## [What you are asked to do]
Transcribe the entries that follow, word for word.

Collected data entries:
########
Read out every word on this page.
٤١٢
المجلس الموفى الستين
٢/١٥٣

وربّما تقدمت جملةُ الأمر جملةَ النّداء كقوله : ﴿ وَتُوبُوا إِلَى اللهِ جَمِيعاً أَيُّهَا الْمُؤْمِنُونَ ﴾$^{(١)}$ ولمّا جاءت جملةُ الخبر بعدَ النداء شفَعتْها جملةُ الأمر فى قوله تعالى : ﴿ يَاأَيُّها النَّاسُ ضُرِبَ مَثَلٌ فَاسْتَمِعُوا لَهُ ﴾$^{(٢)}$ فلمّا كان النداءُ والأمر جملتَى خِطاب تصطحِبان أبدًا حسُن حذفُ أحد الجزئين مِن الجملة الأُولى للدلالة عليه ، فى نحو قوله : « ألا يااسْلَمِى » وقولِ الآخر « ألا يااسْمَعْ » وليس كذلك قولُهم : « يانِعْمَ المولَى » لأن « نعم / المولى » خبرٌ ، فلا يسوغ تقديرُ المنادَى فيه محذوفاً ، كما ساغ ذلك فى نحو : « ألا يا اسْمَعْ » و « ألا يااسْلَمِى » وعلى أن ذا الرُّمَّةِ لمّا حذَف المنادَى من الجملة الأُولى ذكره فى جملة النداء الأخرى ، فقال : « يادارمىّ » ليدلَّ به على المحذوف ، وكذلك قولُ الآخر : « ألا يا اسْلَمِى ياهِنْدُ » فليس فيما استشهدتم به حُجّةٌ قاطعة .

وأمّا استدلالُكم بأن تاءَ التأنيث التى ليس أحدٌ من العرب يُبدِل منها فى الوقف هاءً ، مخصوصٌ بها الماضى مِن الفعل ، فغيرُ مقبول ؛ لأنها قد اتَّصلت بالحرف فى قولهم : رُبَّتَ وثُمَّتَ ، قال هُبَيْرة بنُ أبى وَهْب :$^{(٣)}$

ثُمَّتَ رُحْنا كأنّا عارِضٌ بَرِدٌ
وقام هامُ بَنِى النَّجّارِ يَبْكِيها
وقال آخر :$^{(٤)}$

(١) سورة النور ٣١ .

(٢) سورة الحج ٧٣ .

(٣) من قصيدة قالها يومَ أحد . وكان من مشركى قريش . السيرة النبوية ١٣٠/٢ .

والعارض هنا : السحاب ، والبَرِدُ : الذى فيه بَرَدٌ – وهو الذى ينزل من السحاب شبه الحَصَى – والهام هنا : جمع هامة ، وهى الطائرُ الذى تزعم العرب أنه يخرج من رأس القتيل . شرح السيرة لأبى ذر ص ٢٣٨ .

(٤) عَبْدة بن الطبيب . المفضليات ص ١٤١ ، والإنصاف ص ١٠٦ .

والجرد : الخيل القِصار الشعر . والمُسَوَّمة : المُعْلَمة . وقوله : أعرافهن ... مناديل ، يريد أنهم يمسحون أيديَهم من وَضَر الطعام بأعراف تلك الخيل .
########
## [Result below]
Read out every word on this page.
٤١٢
المجلس الموفى الستين
٢/١٥٣

وربّما تقدمت جملةُ الأمر جملةَ النّداء كقوله : ﴿ وَتُوبُوا إِلَى اللهِ جَمِيعاً أَيُّهَا الْمُؤْمِنُونَ ﴾$^{(١)}$ ولمّا جاءت جملةُ الخبر بعدَ النداء شفَعتْها جملةُ الأمر فى قوله تعالى : ﴿ يَاأَيُّها النَّاسُ ضُرِبَ مَثَلٌ فَاسْتَمِعُوا لَهُ ﴾$^{(٢)}$ فلمّا كان النداءُ والأمر جملتَى خِطاب تصطحِبان أبدًا حسُن حذفُ أحد الجزئين مِن الجملة الأُولى للدلالة عليه ، فى نحو قوله : « ألا يااسْلَمِى » وقولِ الآخر « ألا يااسْمَعْ » وليس كذلك قولُهم : « يانِعْمَ المولَى » لأن « نعم / المولى » خبرٌ ، فلا يسوغ تقديرُ المنادَى فيه محذوفاً ، كما ساغ ذلك فى نحو : « ألا يا اسْمَعْ » و « ألا يااسْلَمِى » وعلى أن ذا الرُّمَّةِ لمّا حذَف المنادَى من الجملة الأُولى ذكره فى جملة النداء الأخرى ، فقال : « يادارمىّ » ليدلَّ به على المحذوف ، وكذلك قولُ الآخر : « ألا يا اسْلَمِى ياهِنْدُ » فليس فيما استشهدتم به حُجّةٌ قاطعة .

وأمّا استدلالُكم بأن تاءَ التأنيث التى ليس أحدٌ من العرب يُبدِل منها فى الوقف هاءً ، مخصوصٌ بها الماضى مِن الفعل ، فغيرُ مقبول ؛ لأنها قد اتَّصلت بالحرف فى قولهم : رُبَّتَ وثُمَّتَ ، قال هُبَيْرة بنُ أبى وَهْب :$^{(٣)}$

ثُمَّتَ رُحْنا كأنّا عارِضٌ بَرِدٌ
وقام هامُ بَنِى النَّجّارِ يَبْكِيها
وقال آخر :$^{(٤)}$

(١) سورة النور ٣١ .

(٢) سورة الحج ٧٣ .

(٣) من قصيدة قالها يومَ أحد . وكان من مشركى قريش . السيرة النبوية ١٣٠/٢ .

والعارض هنا : السحاب ، والبَرِدُ : الذى فيه بَرَدٌ – وهو الذى ينزل من السحاب شبه الحَصَى – والهام هنا : جمع هامة ، وهى الطائرُ الذى تزعم العرب أنه يخرج من رأس القتيل . شرح السيرة لأبى ذر ص ٢٣٨ .

(٤) عَبْدة بن الطبيب . المفضليات ص ١٤١ ، والإنصاف ص ١٠٦ .

والجرد : الخيل القِصار الشعر . والمُسَوَّمة : المُعْلَمة . وقوله : أعرافهن ... مناديل ، يريد أنهم يمسحون أيديَهم من وَضَر الطعام بأعراف تلك الخيل .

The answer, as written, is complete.